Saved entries
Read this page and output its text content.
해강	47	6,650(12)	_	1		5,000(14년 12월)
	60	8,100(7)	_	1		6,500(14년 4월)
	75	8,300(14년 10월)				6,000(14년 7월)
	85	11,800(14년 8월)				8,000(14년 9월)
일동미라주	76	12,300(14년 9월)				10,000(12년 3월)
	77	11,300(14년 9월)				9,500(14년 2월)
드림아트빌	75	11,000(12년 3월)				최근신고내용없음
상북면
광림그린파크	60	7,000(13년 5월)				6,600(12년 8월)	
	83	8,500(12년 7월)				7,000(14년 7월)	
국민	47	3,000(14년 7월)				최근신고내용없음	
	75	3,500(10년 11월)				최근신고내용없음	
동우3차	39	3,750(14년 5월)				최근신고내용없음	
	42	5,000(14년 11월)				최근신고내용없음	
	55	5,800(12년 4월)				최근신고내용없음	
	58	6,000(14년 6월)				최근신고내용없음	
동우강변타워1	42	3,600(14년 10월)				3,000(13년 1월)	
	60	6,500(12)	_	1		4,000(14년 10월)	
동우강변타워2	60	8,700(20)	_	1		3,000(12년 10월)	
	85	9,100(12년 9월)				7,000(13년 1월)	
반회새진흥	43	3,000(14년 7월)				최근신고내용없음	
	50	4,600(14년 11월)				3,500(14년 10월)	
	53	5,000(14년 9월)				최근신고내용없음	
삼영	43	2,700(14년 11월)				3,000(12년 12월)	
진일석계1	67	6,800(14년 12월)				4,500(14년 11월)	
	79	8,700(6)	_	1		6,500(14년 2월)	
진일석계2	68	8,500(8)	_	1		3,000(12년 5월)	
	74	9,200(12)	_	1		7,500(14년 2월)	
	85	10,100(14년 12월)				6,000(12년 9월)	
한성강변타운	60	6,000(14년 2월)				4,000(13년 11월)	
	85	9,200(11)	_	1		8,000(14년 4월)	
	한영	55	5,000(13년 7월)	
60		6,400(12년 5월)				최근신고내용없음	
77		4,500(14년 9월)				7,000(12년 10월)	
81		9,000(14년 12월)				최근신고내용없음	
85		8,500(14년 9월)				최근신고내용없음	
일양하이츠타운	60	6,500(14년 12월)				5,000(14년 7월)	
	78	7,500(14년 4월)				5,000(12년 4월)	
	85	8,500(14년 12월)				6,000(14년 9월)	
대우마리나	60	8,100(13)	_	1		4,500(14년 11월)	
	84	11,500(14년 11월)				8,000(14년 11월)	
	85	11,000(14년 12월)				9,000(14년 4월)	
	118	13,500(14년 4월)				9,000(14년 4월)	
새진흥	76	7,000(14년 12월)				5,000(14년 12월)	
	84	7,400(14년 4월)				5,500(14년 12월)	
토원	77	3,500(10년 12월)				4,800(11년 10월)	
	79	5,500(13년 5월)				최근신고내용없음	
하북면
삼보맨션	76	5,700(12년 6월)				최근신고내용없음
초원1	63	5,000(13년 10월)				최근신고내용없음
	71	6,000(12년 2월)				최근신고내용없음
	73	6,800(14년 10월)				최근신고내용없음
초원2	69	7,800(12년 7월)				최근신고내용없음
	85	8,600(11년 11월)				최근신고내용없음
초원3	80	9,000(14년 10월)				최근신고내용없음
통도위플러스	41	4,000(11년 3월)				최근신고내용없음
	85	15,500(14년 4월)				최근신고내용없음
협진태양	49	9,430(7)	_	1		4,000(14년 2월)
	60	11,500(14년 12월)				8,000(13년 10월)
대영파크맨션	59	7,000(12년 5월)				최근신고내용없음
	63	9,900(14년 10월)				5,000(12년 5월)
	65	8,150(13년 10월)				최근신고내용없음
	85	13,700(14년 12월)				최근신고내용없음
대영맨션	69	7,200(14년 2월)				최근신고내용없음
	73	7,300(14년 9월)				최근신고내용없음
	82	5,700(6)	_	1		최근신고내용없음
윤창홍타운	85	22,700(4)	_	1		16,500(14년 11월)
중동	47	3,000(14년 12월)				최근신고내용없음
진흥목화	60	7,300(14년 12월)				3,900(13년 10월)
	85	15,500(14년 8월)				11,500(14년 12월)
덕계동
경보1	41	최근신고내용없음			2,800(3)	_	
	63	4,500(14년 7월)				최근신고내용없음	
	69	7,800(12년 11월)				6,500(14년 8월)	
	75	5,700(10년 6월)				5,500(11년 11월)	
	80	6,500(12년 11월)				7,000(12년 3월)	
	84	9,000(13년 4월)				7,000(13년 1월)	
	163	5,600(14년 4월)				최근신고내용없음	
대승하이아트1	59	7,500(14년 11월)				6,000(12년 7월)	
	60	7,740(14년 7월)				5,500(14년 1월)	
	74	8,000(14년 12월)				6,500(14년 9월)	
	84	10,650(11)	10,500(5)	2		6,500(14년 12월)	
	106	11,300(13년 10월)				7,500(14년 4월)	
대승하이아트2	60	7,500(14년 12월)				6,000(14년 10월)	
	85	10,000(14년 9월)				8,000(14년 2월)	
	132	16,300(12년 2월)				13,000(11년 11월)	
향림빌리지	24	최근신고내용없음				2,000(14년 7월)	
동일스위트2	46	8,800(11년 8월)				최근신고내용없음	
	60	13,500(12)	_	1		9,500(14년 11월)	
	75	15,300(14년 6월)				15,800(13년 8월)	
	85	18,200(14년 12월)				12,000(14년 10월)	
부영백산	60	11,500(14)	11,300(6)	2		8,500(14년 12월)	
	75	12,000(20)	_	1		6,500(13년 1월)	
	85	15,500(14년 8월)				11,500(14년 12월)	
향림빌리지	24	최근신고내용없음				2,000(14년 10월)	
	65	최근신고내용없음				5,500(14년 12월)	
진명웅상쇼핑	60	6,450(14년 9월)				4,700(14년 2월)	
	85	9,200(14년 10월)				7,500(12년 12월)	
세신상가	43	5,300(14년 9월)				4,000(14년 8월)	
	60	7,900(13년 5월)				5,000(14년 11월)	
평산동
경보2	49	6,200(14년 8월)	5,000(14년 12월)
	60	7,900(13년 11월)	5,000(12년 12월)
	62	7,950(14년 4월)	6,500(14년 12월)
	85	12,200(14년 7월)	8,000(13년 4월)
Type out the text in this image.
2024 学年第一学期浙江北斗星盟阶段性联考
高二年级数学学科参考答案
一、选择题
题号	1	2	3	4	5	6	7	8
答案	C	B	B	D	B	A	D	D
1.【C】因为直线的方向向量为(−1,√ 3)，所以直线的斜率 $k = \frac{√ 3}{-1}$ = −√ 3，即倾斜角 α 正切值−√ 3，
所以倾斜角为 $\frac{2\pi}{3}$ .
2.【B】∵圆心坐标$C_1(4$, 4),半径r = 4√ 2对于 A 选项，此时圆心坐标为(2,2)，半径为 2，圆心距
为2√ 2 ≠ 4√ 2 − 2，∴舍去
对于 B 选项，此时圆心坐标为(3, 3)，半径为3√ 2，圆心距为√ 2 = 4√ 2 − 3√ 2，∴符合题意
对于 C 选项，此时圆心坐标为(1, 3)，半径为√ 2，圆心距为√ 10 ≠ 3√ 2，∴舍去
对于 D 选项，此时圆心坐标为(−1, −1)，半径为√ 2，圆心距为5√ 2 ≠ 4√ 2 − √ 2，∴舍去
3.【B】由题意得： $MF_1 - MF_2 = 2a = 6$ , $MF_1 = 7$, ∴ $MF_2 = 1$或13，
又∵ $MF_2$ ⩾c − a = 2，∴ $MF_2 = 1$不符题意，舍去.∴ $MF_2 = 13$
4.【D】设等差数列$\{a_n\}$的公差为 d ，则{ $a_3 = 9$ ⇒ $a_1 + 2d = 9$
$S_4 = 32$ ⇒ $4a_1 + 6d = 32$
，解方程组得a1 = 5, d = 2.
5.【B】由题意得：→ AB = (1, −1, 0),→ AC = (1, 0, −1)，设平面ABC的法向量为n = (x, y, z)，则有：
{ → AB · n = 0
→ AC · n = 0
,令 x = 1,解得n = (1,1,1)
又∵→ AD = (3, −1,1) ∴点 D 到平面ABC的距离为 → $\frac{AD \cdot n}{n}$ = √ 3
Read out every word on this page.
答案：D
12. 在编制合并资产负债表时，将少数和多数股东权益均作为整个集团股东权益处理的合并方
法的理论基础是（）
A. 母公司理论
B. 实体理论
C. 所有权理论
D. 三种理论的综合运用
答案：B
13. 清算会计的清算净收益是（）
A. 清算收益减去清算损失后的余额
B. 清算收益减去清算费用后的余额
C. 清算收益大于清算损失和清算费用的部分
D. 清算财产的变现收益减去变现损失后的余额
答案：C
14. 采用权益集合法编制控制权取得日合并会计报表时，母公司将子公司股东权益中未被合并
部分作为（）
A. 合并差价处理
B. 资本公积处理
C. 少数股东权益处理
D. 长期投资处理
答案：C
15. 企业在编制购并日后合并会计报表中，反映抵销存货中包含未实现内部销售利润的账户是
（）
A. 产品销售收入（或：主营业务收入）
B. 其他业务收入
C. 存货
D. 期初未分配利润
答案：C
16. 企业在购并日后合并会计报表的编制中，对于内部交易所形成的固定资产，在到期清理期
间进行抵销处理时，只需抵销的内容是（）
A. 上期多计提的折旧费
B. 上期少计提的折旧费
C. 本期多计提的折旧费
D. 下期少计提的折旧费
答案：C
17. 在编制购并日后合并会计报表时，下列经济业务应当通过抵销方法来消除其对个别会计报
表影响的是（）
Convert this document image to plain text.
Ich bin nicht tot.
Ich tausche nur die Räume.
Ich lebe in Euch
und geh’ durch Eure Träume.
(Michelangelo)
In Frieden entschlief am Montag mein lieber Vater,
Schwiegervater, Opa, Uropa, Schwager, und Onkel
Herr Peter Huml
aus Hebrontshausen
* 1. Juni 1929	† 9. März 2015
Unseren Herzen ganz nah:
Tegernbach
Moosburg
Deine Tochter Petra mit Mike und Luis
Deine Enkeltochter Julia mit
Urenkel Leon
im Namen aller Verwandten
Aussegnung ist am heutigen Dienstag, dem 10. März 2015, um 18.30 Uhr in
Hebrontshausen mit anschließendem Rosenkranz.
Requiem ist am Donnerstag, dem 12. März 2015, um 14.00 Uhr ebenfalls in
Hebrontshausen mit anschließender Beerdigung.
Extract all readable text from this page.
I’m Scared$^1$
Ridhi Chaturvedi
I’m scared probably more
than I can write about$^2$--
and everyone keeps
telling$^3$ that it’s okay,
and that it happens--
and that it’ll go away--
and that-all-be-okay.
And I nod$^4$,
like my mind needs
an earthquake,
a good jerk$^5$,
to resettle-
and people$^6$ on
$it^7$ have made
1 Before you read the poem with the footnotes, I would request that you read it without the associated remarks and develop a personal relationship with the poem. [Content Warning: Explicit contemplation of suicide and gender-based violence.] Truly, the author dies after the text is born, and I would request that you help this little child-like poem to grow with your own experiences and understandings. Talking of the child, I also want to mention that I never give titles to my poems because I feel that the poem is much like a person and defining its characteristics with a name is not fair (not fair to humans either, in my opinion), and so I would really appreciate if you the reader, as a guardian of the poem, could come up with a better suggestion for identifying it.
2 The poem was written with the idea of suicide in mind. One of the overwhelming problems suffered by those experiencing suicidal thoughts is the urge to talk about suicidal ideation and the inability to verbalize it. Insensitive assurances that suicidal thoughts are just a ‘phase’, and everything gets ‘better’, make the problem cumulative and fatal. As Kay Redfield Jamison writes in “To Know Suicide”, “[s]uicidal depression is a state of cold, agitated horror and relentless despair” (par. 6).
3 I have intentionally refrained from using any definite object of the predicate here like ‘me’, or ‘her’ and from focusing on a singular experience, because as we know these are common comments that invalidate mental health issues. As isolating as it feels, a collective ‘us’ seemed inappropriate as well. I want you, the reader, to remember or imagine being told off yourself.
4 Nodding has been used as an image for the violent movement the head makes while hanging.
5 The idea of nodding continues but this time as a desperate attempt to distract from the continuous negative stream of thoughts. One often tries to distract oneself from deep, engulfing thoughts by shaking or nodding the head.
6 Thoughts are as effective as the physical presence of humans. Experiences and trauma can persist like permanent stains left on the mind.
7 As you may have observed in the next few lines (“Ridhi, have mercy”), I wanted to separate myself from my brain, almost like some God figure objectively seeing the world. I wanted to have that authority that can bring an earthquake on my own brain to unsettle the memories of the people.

What is expected:
Each line that holds the word "März" should be extracted from the records.

Task response:
* 1. Juni 1929	† 9. März 2015
Aussegnung ist am heutigen Dienstag, dem 10. März 2015, um 18.30 Uhr in
Requiem ist am Donnerstag, dem 12. März 2015, um 14.00 Uhr ebenfalls in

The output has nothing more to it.